Tasks to perform:
[1] In the ghost suppression experiment text, rewrite everything from "Next, the results" down to "charge amount (-μC/g)", changing "developer support" to "developing sleeve".
[2] Answer these questions about the ghost suppression experiment text:
(a) What two quantities were measured for the developer sucked from the developer support?
(b) According to the text, what does a higher percentage in the "Ratio" column indicate?
(c) What was formed on the surface of the developer support used as the comparative specimen?

Next, the results of an experiment made to quantitatively evaluate the ghost suppression effect of the embodiment are shown. As described above, a ghost occurs because a developing capability distribution is formed in a developer on a developer support. The developing capability difference occurs mainly due to the charge amount difference of the developer. Thus, the average charge amount of the developer on the developer support surface different in history was measured. The above-mentioned specimen 2 and comparative specimen 2 were used for measurement. To measure the average charge amount, the developer on the developer support was sucked and the total weight and total charge amount of the sucked developer were measured. Table 5 lists the measurement results.
TABLE 5
______________________________________
Average charge amount (-μC/g)
After white After black
Specimen name
print print Ratio (%)
______________________________________
Specimen 2
6 5 83
Comparative
23 14 61
specimen 2
______________________________________
In Table 5, the average charge amount after a plurality of white sheets of print are printed is entered under the column "After white print" and the average charge amount of a newly supplied and charged developer after black print is made is entered under the column "After black print." Under the column "Ratio," the ratio of the average charge amount after black print to that after white print is entered in percentage. The higher the percentage, the higher is the ghost suppression effect. Thus, at the developer support with aluminum oxide formed on the surface used as the comparative specimen, the average charge amount varies greatly depending on the history. In contrast, at the developer support of the embodiment, the average charge amount difference depending on the history can be lessened as seen from the percentage.

Supplied data:
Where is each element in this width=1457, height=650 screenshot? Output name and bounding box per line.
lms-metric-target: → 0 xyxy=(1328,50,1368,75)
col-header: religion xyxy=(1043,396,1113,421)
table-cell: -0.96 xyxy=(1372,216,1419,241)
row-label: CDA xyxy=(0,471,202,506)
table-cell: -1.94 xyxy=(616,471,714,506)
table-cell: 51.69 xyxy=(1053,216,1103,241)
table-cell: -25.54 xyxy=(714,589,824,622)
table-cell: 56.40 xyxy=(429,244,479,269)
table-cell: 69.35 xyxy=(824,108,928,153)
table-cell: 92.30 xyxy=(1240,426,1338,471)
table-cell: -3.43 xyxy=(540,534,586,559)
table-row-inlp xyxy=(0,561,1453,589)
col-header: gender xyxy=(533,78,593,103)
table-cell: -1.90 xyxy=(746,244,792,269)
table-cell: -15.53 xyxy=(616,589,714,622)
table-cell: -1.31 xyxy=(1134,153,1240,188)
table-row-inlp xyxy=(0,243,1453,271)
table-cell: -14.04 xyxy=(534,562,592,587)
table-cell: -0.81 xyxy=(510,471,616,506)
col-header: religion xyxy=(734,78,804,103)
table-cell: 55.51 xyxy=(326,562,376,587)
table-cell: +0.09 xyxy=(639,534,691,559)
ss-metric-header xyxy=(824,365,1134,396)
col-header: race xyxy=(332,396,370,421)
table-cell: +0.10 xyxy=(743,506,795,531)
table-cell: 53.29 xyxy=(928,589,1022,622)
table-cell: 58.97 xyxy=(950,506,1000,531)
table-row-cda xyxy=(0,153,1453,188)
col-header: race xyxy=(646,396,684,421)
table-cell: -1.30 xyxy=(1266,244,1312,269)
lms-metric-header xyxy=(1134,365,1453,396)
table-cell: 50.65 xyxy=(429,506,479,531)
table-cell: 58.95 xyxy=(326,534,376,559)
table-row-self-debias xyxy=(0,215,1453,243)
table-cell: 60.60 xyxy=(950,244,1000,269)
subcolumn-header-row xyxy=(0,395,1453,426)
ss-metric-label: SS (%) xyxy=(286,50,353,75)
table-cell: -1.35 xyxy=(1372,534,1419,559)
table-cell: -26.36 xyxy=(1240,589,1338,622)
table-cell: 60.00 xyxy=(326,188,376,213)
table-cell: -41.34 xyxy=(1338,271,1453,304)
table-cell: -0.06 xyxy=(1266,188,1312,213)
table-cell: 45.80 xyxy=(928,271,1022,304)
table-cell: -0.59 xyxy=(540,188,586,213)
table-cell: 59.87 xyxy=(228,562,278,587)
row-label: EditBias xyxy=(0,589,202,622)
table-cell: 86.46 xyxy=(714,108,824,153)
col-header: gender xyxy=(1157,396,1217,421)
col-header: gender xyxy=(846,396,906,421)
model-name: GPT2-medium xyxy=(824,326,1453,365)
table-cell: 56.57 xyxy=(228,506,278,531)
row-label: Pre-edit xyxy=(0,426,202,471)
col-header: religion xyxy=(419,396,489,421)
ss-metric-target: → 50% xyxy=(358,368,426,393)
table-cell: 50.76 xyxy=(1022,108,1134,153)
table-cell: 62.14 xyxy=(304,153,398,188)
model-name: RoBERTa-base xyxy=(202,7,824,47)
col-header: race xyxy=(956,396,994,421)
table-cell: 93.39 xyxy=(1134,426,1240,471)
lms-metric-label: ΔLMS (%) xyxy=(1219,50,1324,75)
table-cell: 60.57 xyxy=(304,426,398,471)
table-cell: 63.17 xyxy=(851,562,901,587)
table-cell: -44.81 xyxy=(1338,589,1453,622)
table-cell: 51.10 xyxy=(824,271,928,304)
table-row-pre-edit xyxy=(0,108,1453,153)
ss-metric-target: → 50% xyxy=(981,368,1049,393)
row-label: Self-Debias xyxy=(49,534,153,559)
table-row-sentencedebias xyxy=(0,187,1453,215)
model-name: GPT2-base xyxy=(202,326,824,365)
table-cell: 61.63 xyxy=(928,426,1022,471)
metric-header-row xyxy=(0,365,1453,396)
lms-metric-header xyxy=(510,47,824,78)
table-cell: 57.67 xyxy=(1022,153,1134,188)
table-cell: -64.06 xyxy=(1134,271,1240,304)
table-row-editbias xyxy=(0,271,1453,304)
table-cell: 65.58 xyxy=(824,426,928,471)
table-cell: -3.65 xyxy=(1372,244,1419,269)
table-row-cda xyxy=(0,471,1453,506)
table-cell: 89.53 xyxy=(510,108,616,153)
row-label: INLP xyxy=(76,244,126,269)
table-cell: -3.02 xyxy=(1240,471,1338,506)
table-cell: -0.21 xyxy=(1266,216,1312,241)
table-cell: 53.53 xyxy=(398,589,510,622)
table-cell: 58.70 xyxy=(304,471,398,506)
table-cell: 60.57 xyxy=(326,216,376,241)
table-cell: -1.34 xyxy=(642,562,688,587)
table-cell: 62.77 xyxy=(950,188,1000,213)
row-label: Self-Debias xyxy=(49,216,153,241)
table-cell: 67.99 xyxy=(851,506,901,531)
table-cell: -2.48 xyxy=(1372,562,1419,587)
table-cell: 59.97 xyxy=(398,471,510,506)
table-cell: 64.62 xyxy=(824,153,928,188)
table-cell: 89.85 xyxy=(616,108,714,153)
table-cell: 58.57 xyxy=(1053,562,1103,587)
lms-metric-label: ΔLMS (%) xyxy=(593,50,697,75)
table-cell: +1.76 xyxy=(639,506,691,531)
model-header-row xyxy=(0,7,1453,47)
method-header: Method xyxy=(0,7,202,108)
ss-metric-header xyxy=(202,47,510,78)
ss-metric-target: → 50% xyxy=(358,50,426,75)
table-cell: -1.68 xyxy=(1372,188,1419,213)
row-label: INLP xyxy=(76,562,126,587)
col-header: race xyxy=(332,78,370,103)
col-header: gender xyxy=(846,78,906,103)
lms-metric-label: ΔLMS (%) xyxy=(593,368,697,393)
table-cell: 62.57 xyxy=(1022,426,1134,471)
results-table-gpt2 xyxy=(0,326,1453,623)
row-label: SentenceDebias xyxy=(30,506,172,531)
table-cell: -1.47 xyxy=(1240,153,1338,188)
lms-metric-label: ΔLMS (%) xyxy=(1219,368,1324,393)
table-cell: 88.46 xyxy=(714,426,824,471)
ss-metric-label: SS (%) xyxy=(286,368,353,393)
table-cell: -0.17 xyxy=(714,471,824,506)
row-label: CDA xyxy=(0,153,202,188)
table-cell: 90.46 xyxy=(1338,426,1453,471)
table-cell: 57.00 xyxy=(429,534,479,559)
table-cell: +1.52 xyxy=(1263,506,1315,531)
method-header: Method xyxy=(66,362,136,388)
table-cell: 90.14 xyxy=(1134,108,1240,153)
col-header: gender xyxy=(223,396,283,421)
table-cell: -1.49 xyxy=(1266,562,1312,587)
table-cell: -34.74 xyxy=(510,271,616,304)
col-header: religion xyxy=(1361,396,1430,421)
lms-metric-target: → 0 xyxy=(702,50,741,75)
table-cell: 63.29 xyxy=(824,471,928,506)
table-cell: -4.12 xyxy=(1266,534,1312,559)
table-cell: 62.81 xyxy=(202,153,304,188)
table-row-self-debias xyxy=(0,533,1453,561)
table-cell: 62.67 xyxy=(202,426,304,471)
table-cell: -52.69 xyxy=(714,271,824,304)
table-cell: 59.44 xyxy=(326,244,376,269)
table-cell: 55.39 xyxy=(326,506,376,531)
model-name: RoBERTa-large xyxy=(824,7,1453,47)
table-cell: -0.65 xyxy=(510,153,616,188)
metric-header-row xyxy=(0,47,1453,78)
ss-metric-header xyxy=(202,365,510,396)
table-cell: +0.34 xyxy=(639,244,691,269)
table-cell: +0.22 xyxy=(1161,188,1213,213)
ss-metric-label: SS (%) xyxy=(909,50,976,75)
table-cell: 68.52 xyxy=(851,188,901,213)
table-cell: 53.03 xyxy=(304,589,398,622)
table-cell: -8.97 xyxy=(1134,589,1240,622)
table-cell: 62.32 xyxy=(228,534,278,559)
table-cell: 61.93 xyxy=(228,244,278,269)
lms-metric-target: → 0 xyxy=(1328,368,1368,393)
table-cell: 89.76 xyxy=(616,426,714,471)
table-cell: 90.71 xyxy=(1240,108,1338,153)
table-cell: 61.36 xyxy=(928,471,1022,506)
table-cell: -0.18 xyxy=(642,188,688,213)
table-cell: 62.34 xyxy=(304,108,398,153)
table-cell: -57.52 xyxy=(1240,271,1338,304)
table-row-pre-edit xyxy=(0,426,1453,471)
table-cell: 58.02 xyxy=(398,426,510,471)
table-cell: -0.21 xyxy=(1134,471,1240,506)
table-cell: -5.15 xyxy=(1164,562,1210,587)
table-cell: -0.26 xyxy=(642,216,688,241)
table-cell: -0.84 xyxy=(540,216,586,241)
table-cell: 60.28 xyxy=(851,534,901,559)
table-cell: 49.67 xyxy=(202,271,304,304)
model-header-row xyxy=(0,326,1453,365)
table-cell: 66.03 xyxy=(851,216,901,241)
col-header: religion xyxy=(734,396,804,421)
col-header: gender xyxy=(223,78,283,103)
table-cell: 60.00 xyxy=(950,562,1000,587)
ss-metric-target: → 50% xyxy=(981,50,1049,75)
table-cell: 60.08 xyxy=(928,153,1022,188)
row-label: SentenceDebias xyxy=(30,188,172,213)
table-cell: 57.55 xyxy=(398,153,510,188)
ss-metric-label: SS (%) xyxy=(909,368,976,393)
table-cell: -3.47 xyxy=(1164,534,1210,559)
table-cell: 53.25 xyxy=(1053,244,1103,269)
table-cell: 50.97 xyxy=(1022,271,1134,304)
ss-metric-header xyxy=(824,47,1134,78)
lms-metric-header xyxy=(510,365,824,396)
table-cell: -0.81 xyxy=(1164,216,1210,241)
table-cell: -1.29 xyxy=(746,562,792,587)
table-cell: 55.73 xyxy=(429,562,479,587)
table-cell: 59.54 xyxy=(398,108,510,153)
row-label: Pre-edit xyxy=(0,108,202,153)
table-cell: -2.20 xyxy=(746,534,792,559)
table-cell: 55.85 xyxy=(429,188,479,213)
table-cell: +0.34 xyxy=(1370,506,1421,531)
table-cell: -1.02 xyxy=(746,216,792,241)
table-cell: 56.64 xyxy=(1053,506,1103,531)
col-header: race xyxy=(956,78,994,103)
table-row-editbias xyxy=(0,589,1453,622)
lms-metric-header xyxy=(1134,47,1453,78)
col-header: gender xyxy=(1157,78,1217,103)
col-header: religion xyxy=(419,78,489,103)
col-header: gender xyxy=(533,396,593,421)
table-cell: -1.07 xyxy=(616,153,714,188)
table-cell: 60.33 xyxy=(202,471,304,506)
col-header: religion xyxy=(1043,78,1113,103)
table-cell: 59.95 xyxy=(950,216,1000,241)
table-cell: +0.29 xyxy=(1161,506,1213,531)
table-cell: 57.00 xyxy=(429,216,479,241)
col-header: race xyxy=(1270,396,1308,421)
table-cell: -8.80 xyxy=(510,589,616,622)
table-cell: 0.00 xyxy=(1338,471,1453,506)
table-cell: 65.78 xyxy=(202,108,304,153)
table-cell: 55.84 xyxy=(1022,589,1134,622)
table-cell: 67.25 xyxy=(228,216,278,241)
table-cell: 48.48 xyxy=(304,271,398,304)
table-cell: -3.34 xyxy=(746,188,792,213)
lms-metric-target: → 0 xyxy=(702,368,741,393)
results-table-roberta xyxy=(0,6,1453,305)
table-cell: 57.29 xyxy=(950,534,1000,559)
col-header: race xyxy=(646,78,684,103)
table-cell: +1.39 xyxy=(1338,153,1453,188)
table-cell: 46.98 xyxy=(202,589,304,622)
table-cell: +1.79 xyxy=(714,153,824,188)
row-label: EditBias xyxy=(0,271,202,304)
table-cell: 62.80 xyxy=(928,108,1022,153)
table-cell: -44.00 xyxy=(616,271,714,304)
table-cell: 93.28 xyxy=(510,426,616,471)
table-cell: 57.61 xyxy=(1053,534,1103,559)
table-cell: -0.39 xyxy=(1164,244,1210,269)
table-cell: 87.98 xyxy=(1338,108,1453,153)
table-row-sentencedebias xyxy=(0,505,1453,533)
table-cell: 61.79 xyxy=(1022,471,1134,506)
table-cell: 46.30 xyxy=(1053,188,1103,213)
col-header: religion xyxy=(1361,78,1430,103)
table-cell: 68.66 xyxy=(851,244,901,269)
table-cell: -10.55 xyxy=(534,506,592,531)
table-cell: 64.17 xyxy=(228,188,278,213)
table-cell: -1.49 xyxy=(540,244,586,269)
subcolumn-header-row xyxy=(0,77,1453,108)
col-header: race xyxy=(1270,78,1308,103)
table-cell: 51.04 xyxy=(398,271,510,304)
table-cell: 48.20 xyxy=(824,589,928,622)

Task solutions:
[1]
Next, the results of an experiment made to quantitatively evaluate the ghost suppression effect of the embodiment are shown. As described above, a ghost occurs because a developing capability distribution is formed in a developer on a developing sleeve. The developing capability difference occurs mainly due to the charge amount difference of the developer. Thus, the average charge amount of the developer on the developing sleeve surface different in history was measured. The above-mentioned specimen 2 and comparative specimen 2 were used for measurement. To measure the average charge amount, the developer on the developing sleeve was sucked and the total weight and total charge amount of the sucked developer were measured. Table 5 lists the measurement results.
TABLE 5
______________________________________
Average charge amount (-μC/g)

[2]
(a) The total weight and the total charge amount.
(b) A higher ghost suppression effect.
(c) Aluminum oxide.